Task directions —
Word for word, print each line of the listing below; pictures stay out.

Saved data entries
------------------------------------------------
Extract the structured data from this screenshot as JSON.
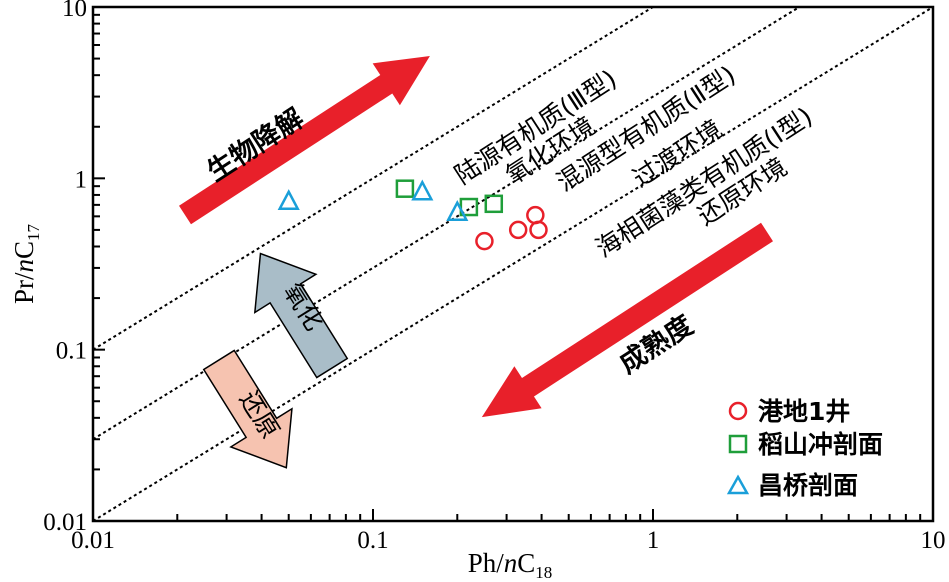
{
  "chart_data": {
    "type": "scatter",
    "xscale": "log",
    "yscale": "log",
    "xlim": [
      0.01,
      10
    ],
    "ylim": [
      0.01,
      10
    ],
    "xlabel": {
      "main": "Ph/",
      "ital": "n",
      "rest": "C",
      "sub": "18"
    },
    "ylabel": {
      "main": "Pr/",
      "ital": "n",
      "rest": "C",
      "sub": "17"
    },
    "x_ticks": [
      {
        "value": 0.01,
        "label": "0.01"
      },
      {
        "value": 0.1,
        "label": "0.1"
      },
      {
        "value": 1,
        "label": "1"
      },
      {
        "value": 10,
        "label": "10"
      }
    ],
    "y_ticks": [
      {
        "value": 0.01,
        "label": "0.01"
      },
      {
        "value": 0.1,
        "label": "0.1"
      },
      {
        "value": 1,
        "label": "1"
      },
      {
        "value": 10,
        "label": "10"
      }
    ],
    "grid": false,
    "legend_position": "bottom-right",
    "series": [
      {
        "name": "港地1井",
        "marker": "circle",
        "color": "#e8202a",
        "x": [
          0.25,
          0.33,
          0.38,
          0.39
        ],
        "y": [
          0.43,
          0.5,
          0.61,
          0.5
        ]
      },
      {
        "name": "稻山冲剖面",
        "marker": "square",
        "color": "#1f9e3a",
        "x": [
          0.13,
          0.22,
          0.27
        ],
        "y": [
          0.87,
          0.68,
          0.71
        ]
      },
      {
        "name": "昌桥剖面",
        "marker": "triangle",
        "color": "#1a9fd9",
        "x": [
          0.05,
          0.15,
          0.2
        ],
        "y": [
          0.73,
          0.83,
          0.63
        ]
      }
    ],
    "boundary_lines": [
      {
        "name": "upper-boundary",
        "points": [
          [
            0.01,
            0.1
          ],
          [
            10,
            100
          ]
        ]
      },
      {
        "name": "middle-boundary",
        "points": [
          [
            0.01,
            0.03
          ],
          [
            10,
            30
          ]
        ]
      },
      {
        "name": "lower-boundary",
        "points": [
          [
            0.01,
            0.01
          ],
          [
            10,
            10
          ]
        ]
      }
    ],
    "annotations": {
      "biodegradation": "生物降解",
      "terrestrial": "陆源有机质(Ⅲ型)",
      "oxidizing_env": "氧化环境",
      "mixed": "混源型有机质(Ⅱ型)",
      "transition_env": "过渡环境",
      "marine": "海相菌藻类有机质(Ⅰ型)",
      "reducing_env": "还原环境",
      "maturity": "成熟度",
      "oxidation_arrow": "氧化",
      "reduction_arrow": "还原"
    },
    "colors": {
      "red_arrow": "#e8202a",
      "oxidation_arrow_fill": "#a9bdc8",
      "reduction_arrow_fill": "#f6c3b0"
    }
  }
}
------------------------------------------------
Result of the exercise —
Extract the structured data from this screenshot as JSON.
{
  "chart_data": {
    "type": "scatter",
    "xscale": "log",
    "yscale": "log",
    "xlim": [
      0.01,
      10
    ],
    "ylim": [
      0.01,
      10
    ],
    "xlabel": {
      "main": "Ph/",
      "ital": "n",
      "rest": "C",
      "sub": "18"
    },
    "ylabel": {
      "main": "Pr/",
      "ital": "n",
      "rest": "C",
      "sub": "17"
    },
    "x_ticks": [
      {
        "value": 0.01,
        "label": "0.01"
      },
      {
        "value": 0.1,
        "label": "0.1"
      },
      {
        "value": 1,
        "label": "1"
      },
      {
        "value": 10,
        "label": "10"
      }
    ],
    "y_ticks": [
      {
        "value": 0.01,
        "label": "0.01"
      },
      {
        "value": 0.1,
        "label": "0.1"
      },
      {
        "value": 1,
        "label": "1"
      },
      {
        "value": 10,
        "label": "10"
      }
    ],
    "grid": false,
    "legend_position": "bottom-right",
    "series": [
      {
        "name": "港地1井",
        "marker": "circle",
        "color": "#e8202a",
        "x": [
          0.25,
          0.33,
          0.38,
          0.39
        ],
        "y": [
          0.43,
          0.5,
          0.61,
          0.5
        ]
      },
      {
        "name": "稻山冲剖面",
        "marker": "square",
        "color": "#1f9e3a",
        "x": [
          0.13,
          0.22,
          0.27
        ],
        "y": [
          0.87,
          0.68,
          0.71
        ]
      },
      {
        "name": "昌桥剖面",
        "marker": "triangle",
        "color": "#1a9fd9",
        "x": [
          0.05,
          0.15,
          0.2
        ],
        "y": [
          0.73,
          0.83,
          0.63
        ]
      }
    ],
    "boundary_lines": [
      {
        "name": "upper-boundary",
        "points": [
          [
            0.01,
            0.1
          ],
          [
            10,
            100
          ]
        ]
      },
      {
        "name": "middle-boundary",
        "points": [
          [
            0.01,
            0.03
          ],
          [
            10,
            30
          ]
        ]
      },
      {
        "name": "lower-boundary",
        "points": [
          [
            0.01,
            0.01
          ],
          [
            10,
            10
          ]
        ]
      }
    ],
    "annotations": {
      "biodegradation": "生物降解",
      "terrestrial": "陆源有机质(Ⅲ型)",
      "oxidizing_env": "氧化环境",
      "mixed": "混源型有机质(Ⅱ型)",
      "transition_env": "过渡环境",
      "marine": "海相菌藻类有机质(Ⅰ型)",
      "reducing_env": "还原环境",
      "maturity": "成熟度",
      "oxidation_arrow": "氧化",
      "reduction_arrow": "还原"
    },
    "colors": {
      "red_arrow": "#e8202a",
      "oxidation_arrow_fill": "#a9bdc8",
      "reduction_arrow_fill": "#f6c3b0"
    }
  }
}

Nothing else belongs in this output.